**Written task**
Count every line of the material that holds the string "deception". Respond with the total only.

───── Records supplied ─────

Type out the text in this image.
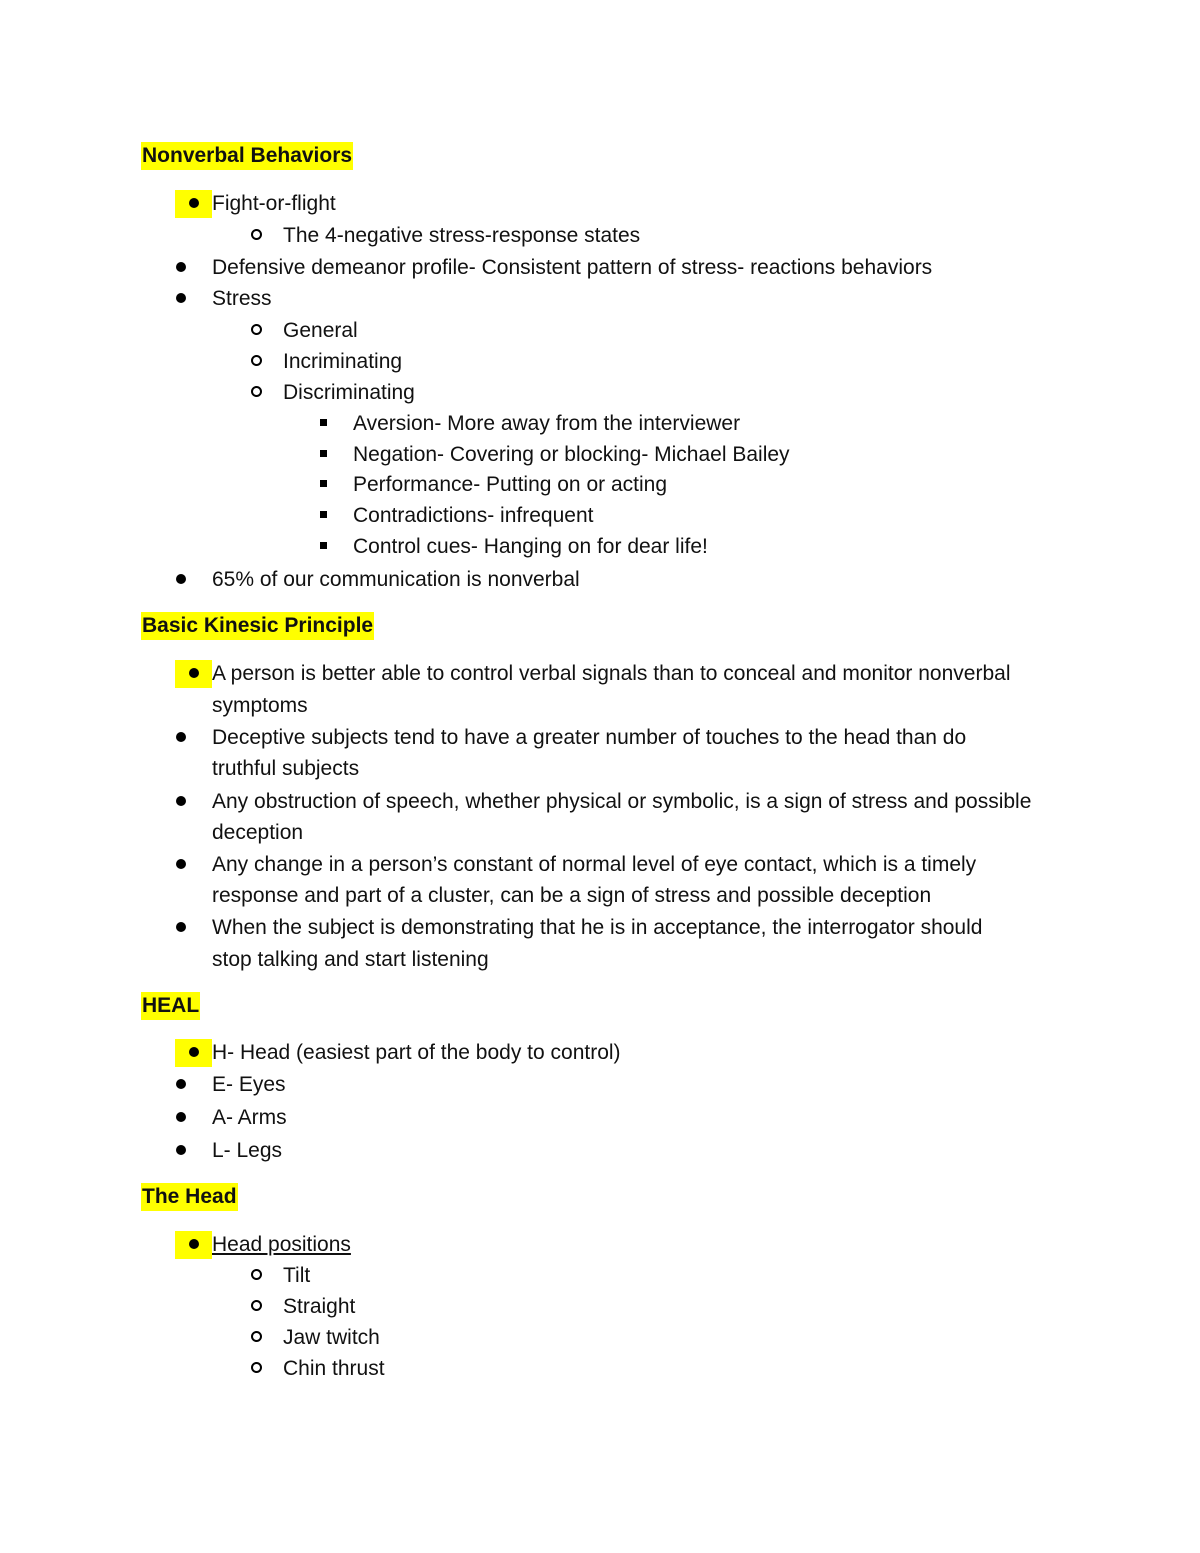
Nonverbal Behaviors
Fight-or-flight
The 4-negative stress-response states
Defensive demeanor profile- Consistent pattern of stress- reactions behaviors
Stress
General
Incriminating
Discriminating
Aversion- More away from the interviewer
Negation- Covering or blocking- Michael Bailey
Performance- Putting on or acting
Contradictions- infrequent
Control cues- Hanging on for dear life!
65% of our communication is nonverbal
Basic Kinesic Principle
A person is better able to control verbal signals than to conceal and monitor nonverbal
symptoms
Deceptive subjects tend to have a greater number of touches to the head than do
truthful subjects
Any obstruction of speech, whether physical or symbolic, is a sign of stress and possible
deception
Any change in a person’s constant of normal level of eye contact, which is a timely
response and part of a cluster, can be a sign of stress and possible deception
When the subject is demonstrating that he is in acceptance, the interrogator should
stop talking and start listening
HEAL
H- Head (easiest part of the body to control)
E- Eyes
A- Arms
L- Legs
The Head
Head positions
Tilt
Straight
Jaw twitch
Chin thrust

─────

**Correct output**
2